##### DATA IN THIS EXERCISE
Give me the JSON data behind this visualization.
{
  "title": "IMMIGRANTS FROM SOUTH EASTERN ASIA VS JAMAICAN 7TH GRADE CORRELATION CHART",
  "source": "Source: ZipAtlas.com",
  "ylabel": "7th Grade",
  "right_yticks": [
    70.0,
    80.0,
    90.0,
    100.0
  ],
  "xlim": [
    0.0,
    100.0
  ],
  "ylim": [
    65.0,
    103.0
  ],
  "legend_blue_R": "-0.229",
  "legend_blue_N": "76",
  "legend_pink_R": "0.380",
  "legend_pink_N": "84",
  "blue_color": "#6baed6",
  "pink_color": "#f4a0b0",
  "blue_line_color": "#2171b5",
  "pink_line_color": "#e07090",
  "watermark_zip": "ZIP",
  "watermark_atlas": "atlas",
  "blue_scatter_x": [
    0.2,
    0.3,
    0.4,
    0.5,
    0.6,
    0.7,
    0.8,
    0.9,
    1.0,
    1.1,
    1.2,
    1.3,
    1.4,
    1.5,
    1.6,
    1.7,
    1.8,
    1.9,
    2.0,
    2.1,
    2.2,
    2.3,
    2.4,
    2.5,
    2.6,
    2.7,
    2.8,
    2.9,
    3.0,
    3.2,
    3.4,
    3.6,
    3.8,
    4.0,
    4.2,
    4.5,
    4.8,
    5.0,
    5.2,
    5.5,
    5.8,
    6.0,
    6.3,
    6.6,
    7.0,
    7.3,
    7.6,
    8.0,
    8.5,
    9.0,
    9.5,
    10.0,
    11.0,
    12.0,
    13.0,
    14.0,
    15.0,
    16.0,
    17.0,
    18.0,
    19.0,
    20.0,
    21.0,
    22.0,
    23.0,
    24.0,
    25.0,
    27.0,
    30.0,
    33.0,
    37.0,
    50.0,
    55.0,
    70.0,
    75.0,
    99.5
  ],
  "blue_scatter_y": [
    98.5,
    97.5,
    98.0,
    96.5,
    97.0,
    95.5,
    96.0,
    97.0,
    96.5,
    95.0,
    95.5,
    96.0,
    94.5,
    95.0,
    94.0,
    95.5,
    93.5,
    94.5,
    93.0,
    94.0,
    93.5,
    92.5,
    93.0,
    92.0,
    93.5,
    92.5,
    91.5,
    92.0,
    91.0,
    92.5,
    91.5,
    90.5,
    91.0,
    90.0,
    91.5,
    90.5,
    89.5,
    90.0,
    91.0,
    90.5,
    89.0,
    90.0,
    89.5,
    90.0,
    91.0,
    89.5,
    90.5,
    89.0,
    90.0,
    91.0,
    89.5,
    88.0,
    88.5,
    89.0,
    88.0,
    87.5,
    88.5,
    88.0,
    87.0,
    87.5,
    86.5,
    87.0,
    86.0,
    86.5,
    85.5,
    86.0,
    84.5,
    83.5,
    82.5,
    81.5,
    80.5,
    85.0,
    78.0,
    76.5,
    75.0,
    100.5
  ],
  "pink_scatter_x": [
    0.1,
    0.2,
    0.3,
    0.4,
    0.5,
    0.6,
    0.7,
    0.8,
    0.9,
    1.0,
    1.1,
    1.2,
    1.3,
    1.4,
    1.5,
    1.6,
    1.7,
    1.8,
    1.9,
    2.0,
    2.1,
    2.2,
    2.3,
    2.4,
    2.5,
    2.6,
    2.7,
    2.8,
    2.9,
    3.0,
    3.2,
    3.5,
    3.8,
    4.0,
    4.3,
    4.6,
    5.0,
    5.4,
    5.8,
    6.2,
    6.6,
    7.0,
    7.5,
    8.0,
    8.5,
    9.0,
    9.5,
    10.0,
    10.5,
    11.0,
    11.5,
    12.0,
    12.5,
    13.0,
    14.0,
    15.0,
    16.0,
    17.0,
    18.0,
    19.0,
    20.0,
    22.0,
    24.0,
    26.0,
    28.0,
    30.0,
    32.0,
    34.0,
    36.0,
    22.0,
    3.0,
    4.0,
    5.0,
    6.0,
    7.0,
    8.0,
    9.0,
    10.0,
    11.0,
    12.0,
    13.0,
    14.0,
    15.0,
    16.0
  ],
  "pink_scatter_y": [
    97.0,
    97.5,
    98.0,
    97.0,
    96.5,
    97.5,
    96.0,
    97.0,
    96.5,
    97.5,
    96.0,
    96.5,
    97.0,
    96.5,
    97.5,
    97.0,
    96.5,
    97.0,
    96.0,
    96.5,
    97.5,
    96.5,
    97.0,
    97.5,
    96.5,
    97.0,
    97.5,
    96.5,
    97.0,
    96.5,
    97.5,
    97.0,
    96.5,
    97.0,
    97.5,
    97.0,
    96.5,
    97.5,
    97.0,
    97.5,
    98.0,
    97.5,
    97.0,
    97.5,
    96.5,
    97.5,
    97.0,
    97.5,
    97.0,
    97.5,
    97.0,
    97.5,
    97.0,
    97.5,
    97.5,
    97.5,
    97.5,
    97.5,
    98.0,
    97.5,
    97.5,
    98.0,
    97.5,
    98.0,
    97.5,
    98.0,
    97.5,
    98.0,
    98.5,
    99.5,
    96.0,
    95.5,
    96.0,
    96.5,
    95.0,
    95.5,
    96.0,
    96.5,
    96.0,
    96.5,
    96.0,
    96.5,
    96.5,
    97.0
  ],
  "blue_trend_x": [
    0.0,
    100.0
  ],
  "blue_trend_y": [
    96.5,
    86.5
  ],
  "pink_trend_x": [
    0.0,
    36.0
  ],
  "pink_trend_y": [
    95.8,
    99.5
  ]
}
##########
> TASK REQUIREMENTS
Return the material in full, exactly as shown.

> REPLY TO THE EXERCISE
Give me the JSON data behind this visualization.
{
  "title": "IMMIGRANTS FROM SOUTH EASTERN ASIA VS JAMAICAN 7TH GRADE CORRELATION CHART",
  "source": "Source: ZipAtlas.com",
  "ylabel": "7th Grade",
  "right_yticks": [
    70.0,
    80.0,
    90.0,
    100.0
  ],
  "xlim": [
    0.0,
    100.0
  ],
  "ylim": [
    65.0,
    103.0
  ],
  "legend_blue_R": "-0.229",
  "legend_blue_N": "76",
  "legend_pink_R": "0.380",
  "legend_pink_N": "84",
  "blue_color": "#6baed6",
  "pink_color": "#f4a0b0",
  "blue_line_color": "#2171b5",
  "pink_line_color": "#e07090",
  "watermark_zip": "ZIP",
  "watermark_atlas": "atlas",
  "blue_scatter_x": [
    0.2,
    0.3,
    0.4,
    0.5,
    0.6,
    0.7,
    0.8,
    0.9,
    1.0,
    1.1,
    1.2,
    1.3,
    1.4,
    1.5,
    1.6,
    1.7,
    1.8,
    1.9,
    2.0,
    2.1,
    2.2,
    2.3,
    2.4,
    2.5,
    2.6,
    2.7,
    2.8,
    2.9,
    3.0,
    3.2,
    3.4,
    3.6,
    3.8,
    4.0,
    4.2,
    4.5,
    4.8,
    5.0,
    5.2,
    5.5,
    5.8,
    6.0,
    6.3,
    6.6,
    7.0,
    7.3,
    7.6,
    8.0,
    8.5,
    9.0,
    9.5,
    10.0,
    11.0,
    12.0,
    13.0,
    14.0,
    15.0,
    16.0,
    17.0,
    18.0,
    19.0,
    20.0,
    21.0,
    22.0,
    23.0,
    24.0,
    25.0,
    27.0,
    30.0,
    33.0,
    37.0,
    50.0,
    55.0,
    70.0,
    75.0,
    99.5
  ],
  "blue_scatter_y": [
    98.5,
    97.5,
    98.0,
    96.5,
    97.0,
    95.5,
    96.0,
    97.0,
    96.5,
    95.0,
    95.5,
    96.0,
    94.5,
    95.0,
    94.0,
    95.5,
    93.5,
    94.5,
    93.0,
    94.0,
    93.5,
    92.5,
    93.0,
    92.0,
    93.5,
    92.5,
    91.5,
    92.0,
    91.0,
    92.5,
    91.5,
    90.5,
    91.0,
    90.0,
    91.5,
    90.5,
    89.5,
    90.0,
    91.0,
    90.5,
    89.0,
    90.0,
    89.5,
    90.0,
    91.0,
    89.5,
    90.5,
    89.0,
    90.0,
    91.0,
    89.5,
    88.0,
    88.5,
    89.0,
    88.0,
    87.5,
    88.5,
    88.0,
    87.0,
    87.5,
    86.5,
    87.0,
    86.0,
    86.5,
    85.5,
    86.0,
    84.5,
    83.5,
    82.5,
    81.5,
    80.5,
    85.0,
    78.0,
    76.5,
    75.0,
    100.5
  ],
  "pink_scatter_x": [
    0.1,
    0.2,
    0.3,
    0.4,
    0.5,
    0.6,
    0.7,
    0.8,
    0.9,
    1.0,
    1.1,
    1.2,
    1.3,
    1.4,
    1.5,
    1.6,
    1.7,
    1.8,
    1.9,
    2.0,
    2.1,
    2.2,
    2.3,
    2.4,
    2.5,
    2.6,
    2.7,
    2.8,
    2.9,
    3.0,
    3.2,
    3.5,
    3.8,
    4.0,
    4.3,
    4.6,
    5.0,
    5.4,
    5.8,
    6.2,
    6.6,
    7.0,
    7.5,
    8.0,
    8.5,
    9.0,
    9.5,
    10.0,
    10.5,
    11.0,
    11.5,
    12.0,
    12.5,
    13.0,
    14.0,
    15.0,
    16.0,
    17.0,
    18.0,
    19.0,
    20.0,
    22.0,
    24.0,
    26.0,
    28.0,
    30.0,
    32.0,
    34.0,
    36.0,
    22.0,
    3.0,
    4.0,
    5.0,
    6.0,
    7.0,
    8.0,
    9.0,
    10.0,
    11.0,
    12.0,
    13.0,
    14.0,
    15.0,
    16.0
  ],
  "pink_scatter_y": [
    97.0,
    97.5,
    98.0,
    97.0,
    96.5,
    97.5,
    96.0,
    97.0,
    96.5,
    97.5,
    96.0,
    96.5,
    97.0,
    96.5,
    97.5,
    97.0,
    96.5,
    97.0,
    96.0,
    96.5,
    97.5,
    96.5,
    97.0,
    97.5,
    96.5,
    97.0,
    97.5,
    96.5,
    97.0,
    96.5,
    97.5,
    97.0,
    96.5,
    97.0,
    97.5,
    97.0,
    96.5,
    97.5,
    97.0,
    97.5,
    98.0,
    97.5,
    97.0,
    97.5,
    96.5,
    97.5,
    97.0,
    97.5,
    97.0,
    97.5,
    97.0,
    97.5,
    97.0,
    97.5,
    97.5,
    97.5,
    97.5,
    97.5,
    98.0,
    97.5,
    97.5,
    98.0,
    97.5,
    98.0,
    97.5,
    98.0,
    97.5,
    98.0,
    98.5,
    99.5,
    96.0,
    95.5,
    96.0,
    96.5,
    95.0,
    95.5,
    96.0,
    96.5,
    96.0,
    96.5,
    96.0,
    96.5,
    96.5,
    97.0
  ],
  "blue_trend_x": [
    0.0,
    100.0
  ],
  "blue_trend_y": [
    96.5,
    86.5
  ],
  "pink_trend_x": [
    0.0,
    36.0
  ],
  "pink_trend_y": [
    95.8,
    99.5
  ]
}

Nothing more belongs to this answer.